◆ **DIRECTIVE**
Leaving out all images, write out the records that follow exactly.

◆ **STORED ROWS**
START

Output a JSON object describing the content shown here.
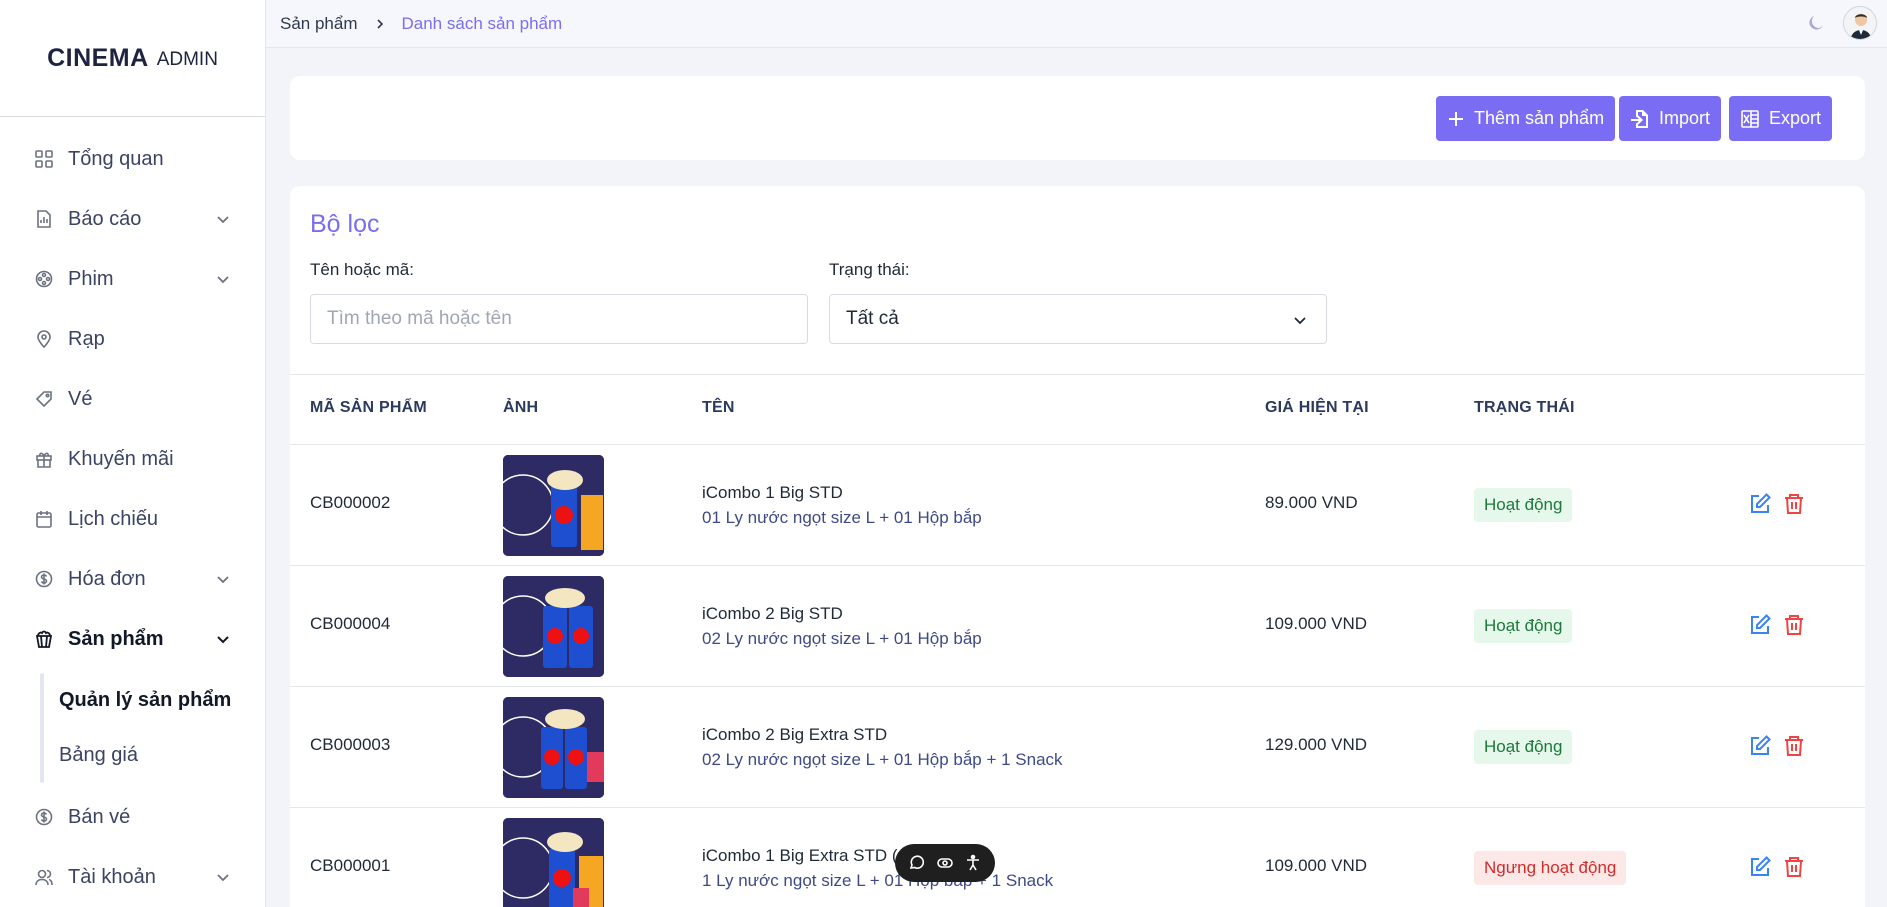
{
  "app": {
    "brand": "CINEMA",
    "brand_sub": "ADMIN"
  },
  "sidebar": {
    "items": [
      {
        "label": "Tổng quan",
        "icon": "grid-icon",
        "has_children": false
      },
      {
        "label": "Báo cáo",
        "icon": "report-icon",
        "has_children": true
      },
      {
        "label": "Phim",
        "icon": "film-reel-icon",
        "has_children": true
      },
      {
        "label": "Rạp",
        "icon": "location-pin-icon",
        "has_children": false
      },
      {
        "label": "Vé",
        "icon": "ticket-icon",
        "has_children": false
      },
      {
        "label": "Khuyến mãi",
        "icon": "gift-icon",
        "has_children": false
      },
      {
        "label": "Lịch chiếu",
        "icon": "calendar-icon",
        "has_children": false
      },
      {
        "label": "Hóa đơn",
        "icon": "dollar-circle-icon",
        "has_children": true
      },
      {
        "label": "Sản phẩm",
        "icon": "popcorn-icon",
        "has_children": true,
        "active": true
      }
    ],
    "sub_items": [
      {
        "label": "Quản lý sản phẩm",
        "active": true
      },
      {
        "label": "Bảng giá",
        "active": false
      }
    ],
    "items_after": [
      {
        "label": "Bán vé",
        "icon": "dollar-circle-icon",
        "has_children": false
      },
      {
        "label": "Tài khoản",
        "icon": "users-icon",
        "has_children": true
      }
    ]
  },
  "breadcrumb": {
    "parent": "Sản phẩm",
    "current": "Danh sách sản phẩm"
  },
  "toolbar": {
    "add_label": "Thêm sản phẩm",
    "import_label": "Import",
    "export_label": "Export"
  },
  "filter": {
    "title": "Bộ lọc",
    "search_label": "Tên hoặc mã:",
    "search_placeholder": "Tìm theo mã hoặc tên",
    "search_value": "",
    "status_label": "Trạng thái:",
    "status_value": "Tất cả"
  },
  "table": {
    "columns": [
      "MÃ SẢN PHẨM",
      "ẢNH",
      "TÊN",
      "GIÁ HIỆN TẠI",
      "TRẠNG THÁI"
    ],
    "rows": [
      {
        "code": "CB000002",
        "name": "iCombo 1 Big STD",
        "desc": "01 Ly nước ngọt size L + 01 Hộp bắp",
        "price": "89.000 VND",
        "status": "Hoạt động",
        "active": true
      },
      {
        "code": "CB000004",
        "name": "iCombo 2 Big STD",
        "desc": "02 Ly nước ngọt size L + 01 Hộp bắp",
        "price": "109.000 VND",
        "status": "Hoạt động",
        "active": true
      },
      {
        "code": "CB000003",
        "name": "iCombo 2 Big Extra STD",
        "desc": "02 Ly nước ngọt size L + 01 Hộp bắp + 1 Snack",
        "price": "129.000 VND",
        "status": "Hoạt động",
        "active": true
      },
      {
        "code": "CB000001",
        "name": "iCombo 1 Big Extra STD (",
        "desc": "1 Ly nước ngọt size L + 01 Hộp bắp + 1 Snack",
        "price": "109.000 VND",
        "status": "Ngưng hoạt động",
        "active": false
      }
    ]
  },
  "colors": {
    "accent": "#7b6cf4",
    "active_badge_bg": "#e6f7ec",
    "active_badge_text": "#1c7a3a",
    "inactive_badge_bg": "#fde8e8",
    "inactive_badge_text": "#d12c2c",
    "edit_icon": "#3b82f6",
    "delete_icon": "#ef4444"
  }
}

END

◆ **RESPONSE TO THIS EXERCISE**
Output a JSON object describing the content shown here.
{
  "app": {
    "brand": "CINEMA",
    "brand_sub": "ADMIN"
  },
  "sidebar": {
    "items": [
      {
        "label": "Tổng quan",
        "icon": "grid-icon",
        "has_children": false
      },
      {
        "label": "Báo cáo",
        "icon": "report-icon",
        "has_children": true
      },
      {
        "label": "Phim",
        "icon": "film-reel-icon",
        "has_children": true
      },
      {
        "label": "Rạp",
        "icon": "location-pin-icon",
        "has_children": false
      },
      {
        "label": "Vé",
        "icon": "ticket-icon",
        "has_children": false
      },
      {
        "label": "Khuyến mãi",
        "icon": "gift-icon",
        "has_children": false
      },
      {
        "label": "Lịch chiếu",
        "icon": "calendar-icon",
        "has_children": false
      },
      {
        "label": "Hóa đơn",
        "icon": "dollar-circle-icon",
        "has_children": true
      },
      {
        "label": "Sản phẩm",
        "icon": "popcorn-icon",
        "has_children": true,
        "active": true
      }
    ],
    "sub_items": [
      {
        "label": "Quản lý sản phẩm",
        "active": true
      },
      {
        "label": "Bảng giá",
        "active": false
      }
    ],
    "items_after": [
      {
        "label": "Bán vé",
        "icon": "dollar-circle-icon",
        "has_children": false
      },
      {
        "label": "Tài khoản",
        "icon": "users-icon",
        "has_children": true
      }
    ]
  },
  "breadcrumb": {
    "parent": "Sản phẩm",
    "current": "Danh sách sản phẩm"
  },
  "toolbar": {
    "add_label": "Thêm sản phẩm",
    "import_label": "Import",
    "export_label": "Export"
  },
  "filter": {
    "title": "Bộ lọc",
    "search_label": "Tên hoặc mã:",
    "search_placeholder": "Tìm theo mã hoặc tên",
    "search_value": "",
    "status_label": "Trạng thái:",
    "status_value": "Tất cả"
  },
  "table": {
    "columns": [
      "MÃ SẢN PHẨM",
      "ẢNH",
      "TÊN",
      "GIÁ HIỆN TẠI",
      "TRẠNG THÁI"
    ],
    "rows": [
      {
        "code": "CB000002",
        "name": "iCombo 1 Big STD",
        "desc": "01 Ly nước ngọt size L + 01 Hộp bắp",
        "price": "89.000 VND",
        "status": "Hoạt động",
        "active": true
      },
      {
        "code": "CB000004",
        "name": "iCombo 2 Big STD",
        "desc": "02 Ly nước ngọt size L + 01 Hộp bắp",
        "price": "109.000 VND",
        "status": "Hoạt động",
        "active": true
      },
      {
        "code": "CB000003",
        "name": "iCombo 2 Big Extra STD",
        "desc": "02 Ly nước ngọt size L + 01 Hộp bắp + 1 Snack",
        "price": "129.000 VND",
        "status": "Hoạt động",
        "active": true
      },
      {
        "code": "CB000001",
        "name": "iCombo 1 Big Extra STD (",
        "desc": "1 Ly nước ngọt size L + 01 Hộp bắp + 1 Snack",
        "price": "109.000 VND",
        "status": "Ngưng hoạt động",
        "active": false
      }
    ]
  },
  "colors": {
    "accent": "#7b6cf4",
    "active_badge_bg": "#e6f7ec",
    "active_badge_text": "#1c7a3a",
    "inactive_badge_bg": "#fde8e8",
    "inactive_badge_text": "#d12c2c",
    "edit_icon": "#3b82f6",
    "delete_icon": "#ef4444"
  }
}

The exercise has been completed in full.